-- Exercise details --
Exactly reproduce each line of the listing that follows.

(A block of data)
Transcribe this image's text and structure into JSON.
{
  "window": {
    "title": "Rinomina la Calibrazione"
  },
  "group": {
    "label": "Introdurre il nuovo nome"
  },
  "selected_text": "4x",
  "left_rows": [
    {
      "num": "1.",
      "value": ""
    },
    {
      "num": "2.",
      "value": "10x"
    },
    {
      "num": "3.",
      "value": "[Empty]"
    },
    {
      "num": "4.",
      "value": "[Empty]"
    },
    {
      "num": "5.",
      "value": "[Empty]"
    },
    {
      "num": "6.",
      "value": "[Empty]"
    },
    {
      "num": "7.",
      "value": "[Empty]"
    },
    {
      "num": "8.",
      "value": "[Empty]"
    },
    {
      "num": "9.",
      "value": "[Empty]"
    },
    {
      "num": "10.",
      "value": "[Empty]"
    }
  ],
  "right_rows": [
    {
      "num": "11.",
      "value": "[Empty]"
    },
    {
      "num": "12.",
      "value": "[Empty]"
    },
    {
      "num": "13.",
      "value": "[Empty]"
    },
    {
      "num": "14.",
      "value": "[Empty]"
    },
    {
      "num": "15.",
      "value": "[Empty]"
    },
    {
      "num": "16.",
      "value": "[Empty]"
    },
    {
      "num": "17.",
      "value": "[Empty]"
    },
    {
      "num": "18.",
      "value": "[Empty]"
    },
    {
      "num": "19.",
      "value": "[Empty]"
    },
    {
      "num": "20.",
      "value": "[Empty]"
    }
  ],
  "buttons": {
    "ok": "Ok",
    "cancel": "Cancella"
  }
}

-- Response --
Transcribe this image's text and structure into JSON.
{
  "window": {
    "title": "Rinomina la Calibrazione"
  },
  "group": {
    "label": "Introdurre il nuovo nome"
  },
  "selected_text": "4x",
  "left_rows": [
    {
      "num": "1.",
      "value": ""
    },
    {
      "num": "2.",
      "value": "10x"
    },
    {
      "num": "3.",
      "value": "[Empty]"
    },
    {
      "num": "4.",
      "value": "[Empty]"
    },
    {
      "num": "5.",
      "value": "[Empty]"
    },
    {
      "num": "6.",
      "value": "[Empty]"
    },
    {
      "num": "7.",
      "value": "[Empty]"
    },
    {
      "num": "8.",
      "value": "[Empty]"
    },
    {
      "num": "9.",
      "value": "[Empty]"
    },
    {
      "num": "10.",
      "value": "[Empty]"
    }
  ],
  "right_rows": [
    {
      "num": "11.",
      "value": "[Empty]"
    },
    {
      "num": "12.",
      "value": "[Empty]"
    },
    {
      "num": "13.",
      "value": "[Empty]"
    },
    {
      "num": "14.",
      "value": "[Empty]"
    },
    {
      "num": "15.",
      "value": "[Empty]"
    },
    {
      "num": "16.",
      "value": "[Empty]"
    },
    {
      "num": "17.",
      "value": "[Empty]"
    },
    {
      "num": "18.",
      "value": "[Empty]"
    },
    {
      "num": "19.",
      "value": "[Empty]"
    },
    {
      "num": "20.",
      "value": "[Empty]"
    }
  ],
  "buttons": {
    "ok": "Ok",
    "cancel": "Cancella"
  }
}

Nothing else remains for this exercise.